— BEGIN —

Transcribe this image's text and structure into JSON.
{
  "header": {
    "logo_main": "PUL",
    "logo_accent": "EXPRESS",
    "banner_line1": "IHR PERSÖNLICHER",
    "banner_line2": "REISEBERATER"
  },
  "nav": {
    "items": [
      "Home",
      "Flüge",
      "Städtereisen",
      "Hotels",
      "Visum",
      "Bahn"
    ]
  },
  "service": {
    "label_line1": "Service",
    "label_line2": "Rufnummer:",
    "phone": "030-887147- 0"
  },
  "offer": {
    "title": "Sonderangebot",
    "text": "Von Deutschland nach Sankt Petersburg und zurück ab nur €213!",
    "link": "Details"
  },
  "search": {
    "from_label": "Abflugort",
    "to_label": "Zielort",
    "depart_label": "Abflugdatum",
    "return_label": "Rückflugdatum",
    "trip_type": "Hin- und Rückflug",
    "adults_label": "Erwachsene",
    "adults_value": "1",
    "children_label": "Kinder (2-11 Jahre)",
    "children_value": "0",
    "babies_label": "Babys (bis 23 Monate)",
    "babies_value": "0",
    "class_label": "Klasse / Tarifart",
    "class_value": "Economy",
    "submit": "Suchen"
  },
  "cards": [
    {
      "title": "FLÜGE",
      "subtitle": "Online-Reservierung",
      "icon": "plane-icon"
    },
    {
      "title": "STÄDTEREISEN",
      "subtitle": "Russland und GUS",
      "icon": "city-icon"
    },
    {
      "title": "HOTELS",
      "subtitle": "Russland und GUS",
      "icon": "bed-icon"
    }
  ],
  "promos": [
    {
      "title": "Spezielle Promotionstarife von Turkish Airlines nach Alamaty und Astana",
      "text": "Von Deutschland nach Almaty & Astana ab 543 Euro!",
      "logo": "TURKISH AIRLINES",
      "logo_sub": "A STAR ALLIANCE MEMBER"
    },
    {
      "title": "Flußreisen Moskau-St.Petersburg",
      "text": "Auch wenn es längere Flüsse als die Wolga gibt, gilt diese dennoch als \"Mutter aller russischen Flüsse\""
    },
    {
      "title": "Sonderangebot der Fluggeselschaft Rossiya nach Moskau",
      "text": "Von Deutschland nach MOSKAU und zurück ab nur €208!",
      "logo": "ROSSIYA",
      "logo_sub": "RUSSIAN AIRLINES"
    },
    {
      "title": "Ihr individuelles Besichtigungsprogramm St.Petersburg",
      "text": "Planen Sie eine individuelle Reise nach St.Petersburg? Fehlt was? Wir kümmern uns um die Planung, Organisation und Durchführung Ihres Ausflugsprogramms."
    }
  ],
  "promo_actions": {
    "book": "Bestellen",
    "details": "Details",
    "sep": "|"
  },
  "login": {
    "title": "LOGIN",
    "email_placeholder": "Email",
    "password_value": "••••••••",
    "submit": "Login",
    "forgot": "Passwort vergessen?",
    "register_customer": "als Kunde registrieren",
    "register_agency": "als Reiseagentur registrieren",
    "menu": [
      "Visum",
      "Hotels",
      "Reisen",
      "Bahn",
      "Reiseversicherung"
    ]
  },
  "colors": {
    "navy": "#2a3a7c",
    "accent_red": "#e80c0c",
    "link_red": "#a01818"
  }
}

— END —

■ **YOUR TASK**
Give every line of the material that includes the string "Astana".

■ **FULL RESPONSE**
      "title": "Spezielle Promotionstarife von Turkish Airlines nach Alamaty und Astana",
      "text": "Von Deutschland nach Almaty & Astana ab 543 Euro!",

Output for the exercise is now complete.